Copy the records word for word, from the start through the line containing "Text: 拟威克酵母变种: 拟威克酵母变种 — [381, 655, 475, 675]".

> DATA SUPPLIED
----------------

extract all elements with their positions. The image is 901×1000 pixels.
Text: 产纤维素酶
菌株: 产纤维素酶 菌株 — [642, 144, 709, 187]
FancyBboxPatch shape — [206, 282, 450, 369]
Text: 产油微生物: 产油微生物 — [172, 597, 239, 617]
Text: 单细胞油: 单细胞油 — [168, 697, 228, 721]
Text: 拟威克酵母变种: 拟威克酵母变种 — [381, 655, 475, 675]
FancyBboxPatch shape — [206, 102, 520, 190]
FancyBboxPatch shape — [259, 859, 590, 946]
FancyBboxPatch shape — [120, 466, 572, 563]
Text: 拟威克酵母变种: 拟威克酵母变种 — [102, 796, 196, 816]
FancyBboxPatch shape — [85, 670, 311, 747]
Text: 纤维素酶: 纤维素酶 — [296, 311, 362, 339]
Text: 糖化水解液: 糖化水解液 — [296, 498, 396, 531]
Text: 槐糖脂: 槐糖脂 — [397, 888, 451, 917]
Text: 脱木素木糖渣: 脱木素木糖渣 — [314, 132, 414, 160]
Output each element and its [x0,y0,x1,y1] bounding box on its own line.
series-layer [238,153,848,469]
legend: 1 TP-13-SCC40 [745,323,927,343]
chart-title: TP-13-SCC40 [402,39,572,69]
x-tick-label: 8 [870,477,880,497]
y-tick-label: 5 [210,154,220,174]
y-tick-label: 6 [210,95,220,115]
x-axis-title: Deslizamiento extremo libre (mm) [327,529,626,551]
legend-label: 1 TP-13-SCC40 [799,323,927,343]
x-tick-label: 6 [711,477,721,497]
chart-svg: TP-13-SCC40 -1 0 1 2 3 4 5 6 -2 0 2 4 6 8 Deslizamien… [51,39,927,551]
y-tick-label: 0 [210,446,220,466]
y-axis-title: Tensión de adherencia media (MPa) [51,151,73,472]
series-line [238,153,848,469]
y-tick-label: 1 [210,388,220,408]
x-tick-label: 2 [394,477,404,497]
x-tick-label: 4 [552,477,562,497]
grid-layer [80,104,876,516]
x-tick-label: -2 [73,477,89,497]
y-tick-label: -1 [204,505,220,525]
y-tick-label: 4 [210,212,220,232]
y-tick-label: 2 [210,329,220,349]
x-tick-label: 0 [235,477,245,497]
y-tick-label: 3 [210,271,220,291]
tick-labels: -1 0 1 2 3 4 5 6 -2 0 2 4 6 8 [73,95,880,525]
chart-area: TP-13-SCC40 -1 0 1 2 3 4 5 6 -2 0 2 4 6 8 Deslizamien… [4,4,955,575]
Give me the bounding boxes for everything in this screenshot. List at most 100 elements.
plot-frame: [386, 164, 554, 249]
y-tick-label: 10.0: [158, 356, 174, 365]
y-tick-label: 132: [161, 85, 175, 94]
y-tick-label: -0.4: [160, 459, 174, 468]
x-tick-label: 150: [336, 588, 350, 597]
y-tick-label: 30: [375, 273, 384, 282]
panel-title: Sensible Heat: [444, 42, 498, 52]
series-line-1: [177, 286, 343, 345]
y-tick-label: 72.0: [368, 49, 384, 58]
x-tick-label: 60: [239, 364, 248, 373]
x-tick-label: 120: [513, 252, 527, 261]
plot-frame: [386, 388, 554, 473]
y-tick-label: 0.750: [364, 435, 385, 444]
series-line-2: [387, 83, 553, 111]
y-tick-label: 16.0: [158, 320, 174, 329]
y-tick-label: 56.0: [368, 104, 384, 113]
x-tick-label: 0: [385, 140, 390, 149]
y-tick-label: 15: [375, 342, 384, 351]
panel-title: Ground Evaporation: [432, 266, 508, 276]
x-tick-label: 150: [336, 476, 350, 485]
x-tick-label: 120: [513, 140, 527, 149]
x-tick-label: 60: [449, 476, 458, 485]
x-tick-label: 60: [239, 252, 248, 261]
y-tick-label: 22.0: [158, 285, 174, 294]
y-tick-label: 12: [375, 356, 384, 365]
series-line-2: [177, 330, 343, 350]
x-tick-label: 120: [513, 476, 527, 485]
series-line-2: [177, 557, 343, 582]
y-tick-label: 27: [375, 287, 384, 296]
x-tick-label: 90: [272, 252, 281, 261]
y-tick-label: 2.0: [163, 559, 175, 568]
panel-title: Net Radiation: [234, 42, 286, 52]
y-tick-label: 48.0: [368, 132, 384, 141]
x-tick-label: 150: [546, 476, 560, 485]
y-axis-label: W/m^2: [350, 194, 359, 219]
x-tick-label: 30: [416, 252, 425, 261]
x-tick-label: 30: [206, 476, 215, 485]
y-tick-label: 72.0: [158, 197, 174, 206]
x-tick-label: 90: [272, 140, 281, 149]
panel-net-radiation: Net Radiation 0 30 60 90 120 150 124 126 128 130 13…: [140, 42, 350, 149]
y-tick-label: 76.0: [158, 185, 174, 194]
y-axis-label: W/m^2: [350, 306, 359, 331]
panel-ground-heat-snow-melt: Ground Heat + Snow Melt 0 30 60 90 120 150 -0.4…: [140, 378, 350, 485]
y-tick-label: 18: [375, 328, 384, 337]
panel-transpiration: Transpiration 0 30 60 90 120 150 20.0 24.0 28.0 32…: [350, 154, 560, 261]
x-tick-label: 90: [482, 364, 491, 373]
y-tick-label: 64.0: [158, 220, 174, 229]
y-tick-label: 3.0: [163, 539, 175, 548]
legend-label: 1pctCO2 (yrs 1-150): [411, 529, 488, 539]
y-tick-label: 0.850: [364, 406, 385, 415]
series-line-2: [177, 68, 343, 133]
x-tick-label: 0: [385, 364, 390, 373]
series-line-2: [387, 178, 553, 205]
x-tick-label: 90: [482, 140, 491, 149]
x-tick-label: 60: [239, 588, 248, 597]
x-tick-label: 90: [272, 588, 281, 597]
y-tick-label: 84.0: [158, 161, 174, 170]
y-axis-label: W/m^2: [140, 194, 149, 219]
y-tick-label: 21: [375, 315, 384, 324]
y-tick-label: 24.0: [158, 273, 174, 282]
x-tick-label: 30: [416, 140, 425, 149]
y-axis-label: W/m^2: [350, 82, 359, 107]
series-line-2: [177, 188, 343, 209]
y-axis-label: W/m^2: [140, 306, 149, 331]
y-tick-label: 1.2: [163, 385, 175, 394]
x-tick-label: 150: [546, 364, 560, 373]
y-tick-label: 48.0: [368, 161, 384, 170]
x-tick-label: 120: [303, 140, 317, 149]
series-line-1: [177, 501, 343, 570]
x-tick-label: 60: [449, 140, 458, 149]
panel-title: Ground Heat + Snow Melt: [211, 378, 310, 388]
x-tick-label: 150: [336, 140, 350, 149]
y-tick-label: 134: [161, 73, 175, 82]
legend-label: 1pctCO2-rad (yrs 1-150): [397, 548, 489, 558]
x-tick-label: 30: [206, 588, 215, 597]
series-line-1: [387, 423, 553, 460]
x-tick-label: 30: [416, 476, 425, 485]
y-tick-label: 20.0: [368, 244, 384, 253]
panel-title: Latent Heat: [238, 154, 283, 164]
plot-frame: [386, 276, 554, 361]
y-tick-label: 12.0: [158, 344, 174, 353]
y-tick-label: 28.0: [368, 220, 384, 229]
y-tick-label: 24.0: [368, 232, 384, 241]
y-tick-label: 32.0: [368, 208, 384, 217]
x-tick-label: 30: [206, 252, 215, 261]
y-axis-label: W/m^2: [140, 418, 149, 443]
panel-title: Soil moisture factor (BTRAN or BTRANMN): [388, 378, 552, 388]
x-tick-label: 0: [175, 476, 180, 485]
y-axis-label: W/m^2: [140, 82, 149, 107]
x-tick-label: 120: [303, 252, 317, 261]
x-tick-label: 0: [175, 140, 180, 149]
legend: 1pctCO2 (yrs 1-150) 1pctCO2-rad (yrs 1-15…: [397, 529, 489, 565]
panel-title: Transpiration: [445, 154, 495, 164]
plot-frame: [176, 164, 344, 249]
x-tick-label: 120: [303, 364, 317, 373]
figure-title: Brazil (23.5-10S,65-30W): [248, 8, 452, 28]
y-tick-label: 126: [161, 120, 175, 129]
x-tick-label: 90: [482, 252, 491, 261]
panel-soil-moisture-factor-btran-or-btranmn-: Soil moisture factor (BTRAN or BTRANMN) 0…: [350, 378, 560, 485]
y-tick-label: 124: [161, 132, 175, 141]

----------------

> TASK RESULT
extract all elements with their positions. The image is 901×1000 pixels.
Text: 产纤维素酶
菌株: 产纤维素酶 菌株 — [642, 144, 709, 187]
FancyBboxPatch shape — [206, 282, 450, 369]
Text: 产油微生物: 产油微生物 — [172, 597, 239, 617]
Text: 单细胞油: 单细胞油 — [168, 697, 228, 721]
Text: 拟威克酵母变种: 拟威克酵母变种 — [381, 655, 475, 675]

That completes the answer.